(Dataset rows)

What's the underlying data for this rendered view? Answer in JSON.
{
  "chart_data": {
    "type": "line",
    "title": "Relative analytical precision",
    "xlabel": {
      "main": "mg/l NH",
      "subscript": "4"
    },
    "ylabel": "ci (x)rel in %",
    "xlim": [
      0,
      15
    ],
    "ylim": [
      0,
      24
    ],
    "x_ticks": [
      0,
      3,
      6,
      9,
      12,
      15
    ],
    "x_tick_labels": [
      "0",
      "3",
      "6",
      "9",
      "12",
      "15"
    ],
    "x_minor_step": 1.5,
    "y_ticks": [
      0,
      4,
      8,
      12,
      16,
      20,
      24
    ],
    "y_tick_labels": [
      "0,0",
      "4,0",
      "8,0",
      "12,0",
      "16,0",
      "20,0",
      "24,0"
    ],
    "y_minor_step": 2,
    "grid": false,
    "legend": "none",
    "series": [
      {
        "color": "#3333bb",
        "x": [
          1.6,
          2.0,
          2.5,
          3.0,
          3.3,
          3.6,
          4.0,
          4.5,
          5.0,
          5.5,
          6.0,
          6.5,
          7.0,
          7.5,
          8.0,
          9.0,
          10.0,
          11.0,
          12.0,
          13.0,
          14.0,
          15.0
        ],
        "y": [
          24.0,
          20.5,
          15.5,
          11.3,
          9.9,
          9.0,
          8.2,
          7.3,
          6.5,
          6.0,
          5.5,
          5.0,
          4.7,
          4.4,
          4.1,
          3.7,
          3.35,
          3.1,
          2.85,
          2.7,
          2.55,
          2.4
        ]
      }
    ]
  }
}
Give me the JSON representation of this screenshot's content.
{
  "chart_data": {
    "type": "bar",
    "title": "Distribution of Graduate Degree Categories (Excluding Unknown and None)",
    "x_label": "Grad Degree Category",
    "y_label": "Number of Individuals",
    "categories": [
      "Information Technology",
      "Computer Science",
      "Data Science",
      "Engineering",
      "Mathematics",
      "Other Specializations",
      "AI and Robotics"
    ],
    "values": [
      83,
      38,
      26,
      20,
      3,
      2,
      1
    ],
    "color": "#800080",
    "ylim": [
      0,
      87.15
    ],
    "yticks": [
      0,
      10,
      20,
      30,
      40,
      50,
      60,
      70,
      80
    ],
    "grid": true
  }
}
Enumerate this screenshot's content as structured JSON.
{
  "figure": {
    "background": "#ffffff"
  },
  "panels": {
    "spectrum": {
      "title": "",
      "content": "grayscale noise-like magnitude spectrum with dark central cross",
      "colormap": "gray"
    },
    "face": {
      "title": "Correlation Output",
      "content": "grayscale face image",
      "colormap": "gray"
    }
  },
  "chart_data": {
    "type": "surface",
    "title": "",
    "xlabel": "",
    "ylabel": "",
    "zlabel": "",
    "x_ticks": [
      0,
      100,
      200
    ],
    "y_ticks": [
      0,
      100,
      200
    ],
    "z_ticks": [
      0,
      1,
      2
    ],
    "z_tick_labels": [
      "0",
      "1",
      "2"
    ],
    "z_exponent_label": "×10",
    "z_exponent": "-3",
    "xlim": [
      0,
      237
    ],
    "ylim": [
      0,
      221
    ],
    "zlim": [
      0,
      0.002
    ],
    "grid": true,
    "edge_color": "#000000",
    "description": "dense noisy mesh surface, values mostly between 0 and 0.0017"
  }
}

Problem to work on => Copy out the whole listing exactly; please set it all down.

Reply =>
What's the underlying data for this rendered view? Answer in JSON.
{
  "chart_data": {
    "type": "line",
    "title": "Relative analytical precision",
    "xlabel": {
      "main": "mg/l NH",
      "subscript": "4"
    },
    "ylabel": "ci (x)rel in %",
    "xlim": [
      0,
      15
    ],
    "ylim": [
      0,
      24
    ],
    "x_ticks": [
      0,
      3,
      6,
      9,
      12,
      15
    ],
    "x_tick_labels": [
      "0",
      "3",
      "6",
      "9",
      "12",
      "15"
    ],
    "x_minor_step": 1.5,
    "y_ticks": [
      0,
      4,
      8,
      12,
      16,
      20,
      24
    ],
    "y_tick_labels": [
      "0,0",
      "4,0",
      "8,0",
      "12,0",
      "16,0",
      "20,0",
      "24,0"
    ],
    "y_minor_step": 2,
    "grid": false,
    "legend": "none",
    "series": [
      {
        "color": "#3333bb",
        "x": [
          1.6,
          2.0,
          2.5,
          3.0,
          3.3,
          3.6,
          4.0,
          4.5,
          5.0,
          5.5,
          6.0,
          6.5,
          7.0,
          7.5,
          8.0,
          9.0,
          10.0,
          11.0,
          12.0,
          13.0,
          14.0,
          15.0
        ],
        "y": [
          24.0,
          20.5,
          15.5,
          11.3,
          9.9,
          9.0,
          8.2,
          7.3,
          6.5,
          6.0,
          5.5,
          5.0,
          4.7,
          4.4,
          4.1,
          3.7,
          3.35,
          3.1,
          2.85,
          2.7,
          2.55,
          2.4
        ]
      }
    ]
  }
}
Give me the JSON representation of this screenshot's content.
{
  "chart_data": {
    "type": "bar",
    "title": "Distribution of Graduate Degree Categories (Excluding Unknown and None)",
    "x_label": "Grad Degree Category",
    "y_label": "Number of Individuals",
    "categories": [
      "Information Technology",
      "Computer Science",
      "Data Science",
      "Engineering",
      "Mathematics",
      "Other Specializations",
      "AI and Robotics"
    ],
    "values": [
      83,
      38,
      26,
      20,
      3,
      2,
      1
    ],
    "color": "#800080",
    "ylim": [
      0,
      87.15
    ],
    "yticks": [
      0,
      10,
      20,
      30,
      40,
      50,
      60,
      70,
      80
    ],
    "grid": true
  }
}
Enumerate this screenshot's content as structured JSON.
{
  "figure": {
    "background": "#ffffff"
  },
  "panels": {
    "spectrum": {
      "title": "",
      "content": "grayscale noise-like magnitude spectrum with dark central cross",
      "colormap": "gray"
    },
    "face": {
      "title": "Correlation Output",
      "content": "grayscale face image",
      "colormap": "gray"
    }
  },
  "chart_data": {
    "type": "surface",
    "title": "",
    "xlabel": "",
    "ylabel": "",
    "zlabel": "",
    "x_ticks": [
      0,
      100,
      200
    ],
    "y_ticks": [
      0,
      100,
      200
    ],
    "z_ticks": [
      0,
      1,
      2
    ],
    "z_tick_labels": [
      "0",
      "1",
      "2"
    ],
    "z_exponent_label": "×10",
    "z_exponent": "-3",
    "xlim": [
      0,
      237
    ],
    "ylim": [
      0,
      221
    ],
    "zlim": [
      0,
      0.002
    ],
    "grid": true,
    "edge_color": "#000000",
    "description": "dense noisy mesh surface, values mostly between 0 and 0.0017"
  }
}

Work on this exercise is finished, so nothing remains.